START

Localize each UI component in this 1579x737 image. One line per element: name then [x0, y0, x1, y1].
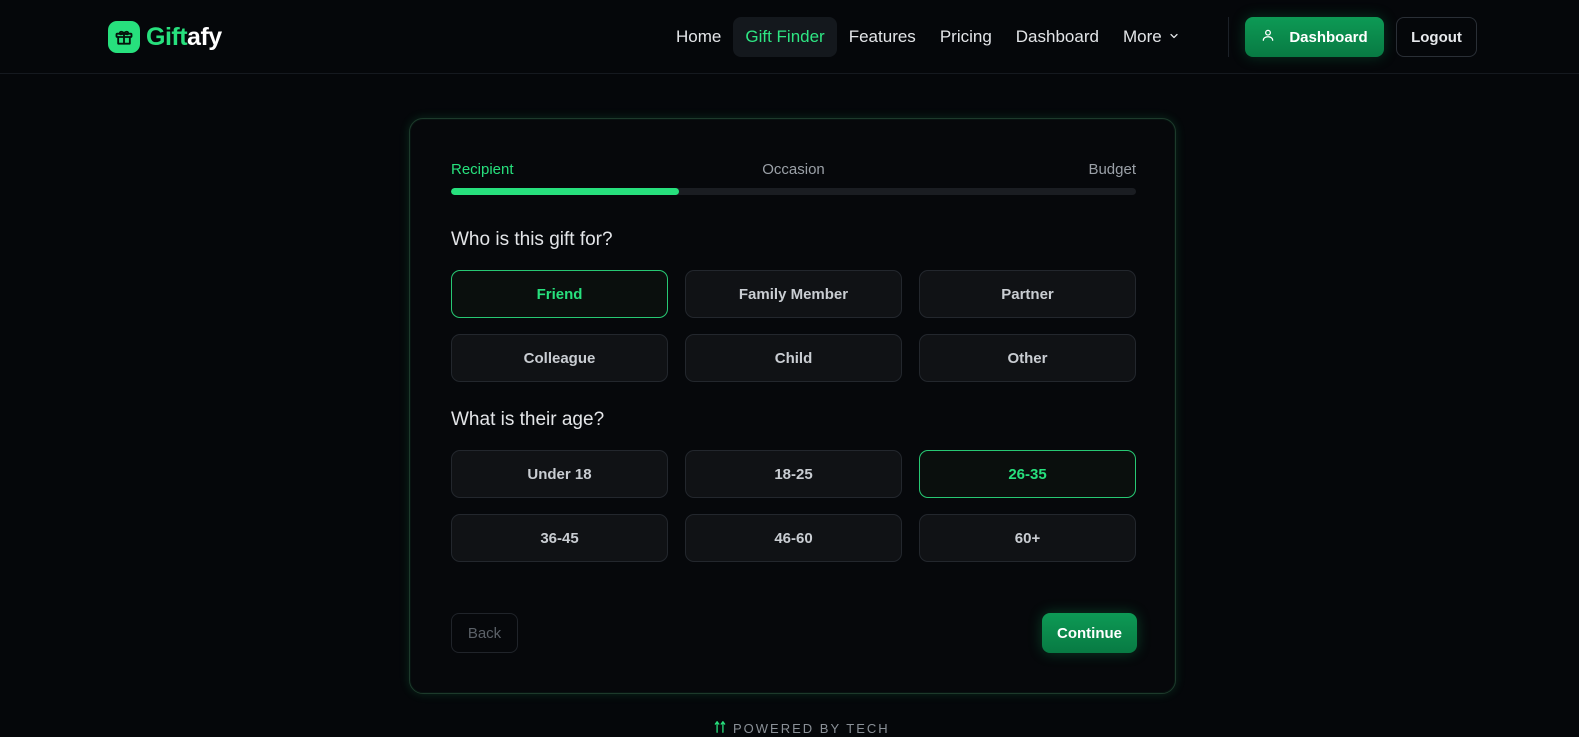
age-option-60-plus[interactable]: 60+ [919, 514, 1136, 562]
nav-pricing[interactable]: Pricing [928, 17, 1004, 57]
step-occasion: Occasion [762, 161, 825, 178]
nav-gift-finder[interactable]: Gift Finder [733, 17, 837, 57]
age-options: Under 18 18-25 26-35 36-45 46-60 60+ [451, 450, 1136, 562]
nav-home[interactable]: Home [664, 17, 733, 57]
brand-logo[interactable]: Giftafy [108, 20, 222, 54]
chevron-down-icon [1168, 27, 1180, 47]
nav-more[interactable]: More [1111, 17, 1192, 57]
footer-text: POWERED BY TECH [733, 720, 890, 736]
age-option-under-18[interactable]: Under 18 [451, 450, 668, 498]
option-child[interactable]: Child [685, 334, 902, 382]
continue-button[interactable]: Continue [1042, 613, 1137, 653]
progress-bar [451, 188, 1136, 195]
dashboard-button[interactable]: Dashboard [1245, 17, 1384, 57]
option-family-member[interactable]: Family Member [685, 270, 902, 318]
gift-icon [108, 21, 140, 53]
brand-name-part1: Gift [146, 22, 188, 51]
option-friend[interactable]: Friend [451, 270, 668, 318]
age-option-46-60[interactable]: 46-60 [685, 514, 902, 562]
brand-name-part2: afy [187, 22, 222, 51]
main-nav: Home Gift Finder Features Pricing Dashbo… [664, 17, 1192, 57]
sparkle-icon [713, 720, 727, 737]
step-budget: Budget [1088, 161, 1136, 178]
option-partner[interactable]: Partner [919, 270, 1136, 318]
nav-features[interactable]: Features [837, 17, 928, 57]
nav-more-label: More [1122, 27, 1162, 46]
recipient-options: Friend Family Member Partner Colleague C… [451, 270, 1136, 382]
age-option-26-35[interactable]: 26-35 [919, 450, 1136, 498]
progress-fill [451, 188, 680, 195]
logout-button[interactable]: Logout [1396, 17, 1477, 57]
step-indicator: Recipient Occasion Budget [451, 161, 1136, 179]
gift-finder-card: Recipient Occasion Budget Who is this gi… [409, 118, 1176, 694]
dashboard-button-label: Dashboard [1289, 28, 1368, 46]
nav-dashboard[interactable]: Dashboard [1004, 17, 1111, 57]
age-option-36-45[interactable]: 36-45 [451, 514, 668, 562]
user-icon [1261, 28, 1275, 46]
brand-name: Giftafy [146, 23, 222, 52]
age-option-18-25[interactable]: 18-25 [685, 450, 902, 498]
recipient-question: Who is this gift for? [451, 229, 613, 250]
option-other[interactable]: Other [919, 334, 1136, 382]
age-question: What is their age? [451, 409, 605, 430]
option-colleague[interactable]: Colleague [451, 334, 668, 382]
nav-divider [1228, 17, 1229, 57]
footer-hint: POWERED BY TECH [713, 720, 890, 737]
top-navbar: Giftafy Home Gift Finder Features Pricin… [0, 0, 1579, 74]
back-button[interactable]: Back [451, 613, 518, 653]
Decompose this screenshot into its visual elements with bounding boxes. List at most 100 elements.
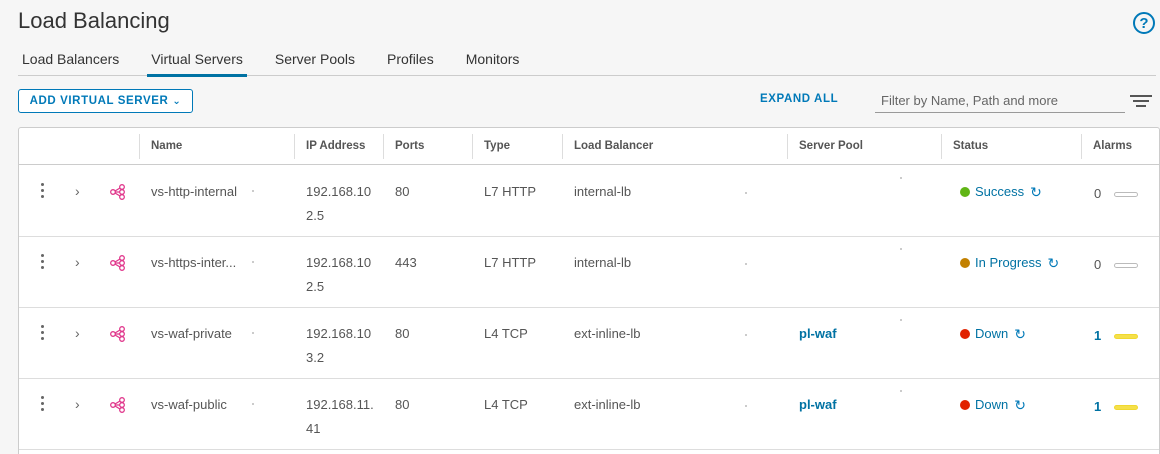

END

Problem to solve:
Output every row above exactly as it appears, leaving out the pictures.

Answer to this task:
Localize each UI component in this 1579x737 image. One line per element: name then [x0, y0, x1, y1].
age-option-60-plus[interactable]: 60+ [919, 514, 1136, 562]
nav-pricing[interactable]: Pricing [928, 17, 1004, 57]
step-occasion: Occasion [762, 161, 825, 178]
nav-gift-finder[interactable]: Gift Finder [733, 17, 837, 57]
age-options: Under 18 18-25 26-35 36-45 46-60 60+ [451, 450, 1136, 562]
nav-home[interactable]: Home [664, 17, 733, 57]
brand-logo[interactable]: Giftafy [108, 20, 222, 54]
chevron-down-icon [1168, 27, 1180, 47]
nav-more[interactable]: More [1111, 17, 1192, 57]
footer-text: POWERED BY TECH [733, 720, 890, 736]
age-option-under-18[interactable]: Under 18 [451, 450, 668, 498]
option-child[interactable]: Child [685, 334, 902, 382]
continue-button[interactable]: Continue [1042, 613, 1137, 653]
progress-bar [451, 188, 1136, 195]
dashboard-button[interactable]: Dashboard [1245, 17, 1384, 57]
option-family-member[interactable]: Family Member [685, 270, 902, 318]
gift-icon [108, 21, 140, 53]
brand-name-part1: Gift [146, 22, 188, 51]
option-friend[interactable]: Friend [451, 270, 668, 318]
age-option-46-60[interactable]: 46-60 [685, 514, 902, 562]
brand-name-part2: afy [187, 22, 222, 51]
main-nav: Home Gift Finder Features Pricing Dashbo… [664, 17, 1192, 57]
sparkle-icon [713, 720, 727, 737]
step-budget: Budget [1088, 161, 1136, 178]
option-partner[interactable]: Partner [919, 270, 1136, 318]
nav-features[interactable]: Features [837, 17, 928, 57]
nav-more-label: More [1122, 27, 1162, 46]
recipient-options: Friend Family Member Partner Colleague C… [451, 270, 1136, 382]
age-option-26-35[interactable]: 26-35 [919, 450, 1136, 498]
progress-fill [451, 188, 680, 195]
logout-button[interactable]: Logout [1396, 17, 1477, 57]
step-indicator: Recipient Occasion Budget [451, 161, 1136, 179]
gift-finder-card: Recipient Occasion Budget Who is this gi… [409, 118, 1176, 694]
dashboard-button-label: Dashboard [1289, 28, 1368, 46]
nav-dashboard[interactable]: Dashboard [1004, 17, 1111, 57]
age-option-36-45[interactable]: 36-45 [451, 514, 668, 562]
user-icon [1261, 28, 1275, 46]
brand-name: Giftafy [146, 23, 222, 52]
age-option-18-25[interactable]: 18-25 [685, 450, 902, 498]
recipient-question: Who is this gift for? [451, 229, 613, 250]
option-other[interactable]: Other [919, 334, 1136, 382]
age-question: What is their age? [451, 409, 605, 430]
option-colleague[interactable]: Colleague [451, 334, 668, 382]
nav-divider [1228, 17, 1229, 57]
footer-hint: POWERED BY TECH [713, 720, 890, 737]
top-navbar: Giftafy Home Gift Finder Features Pricin… [0, 0, 1579, 74]
back-button[interactable]: Back [451, 613, 518, 653]
Decompose this screenshot into its visual elements with bounding boxes. List at most 100 elements.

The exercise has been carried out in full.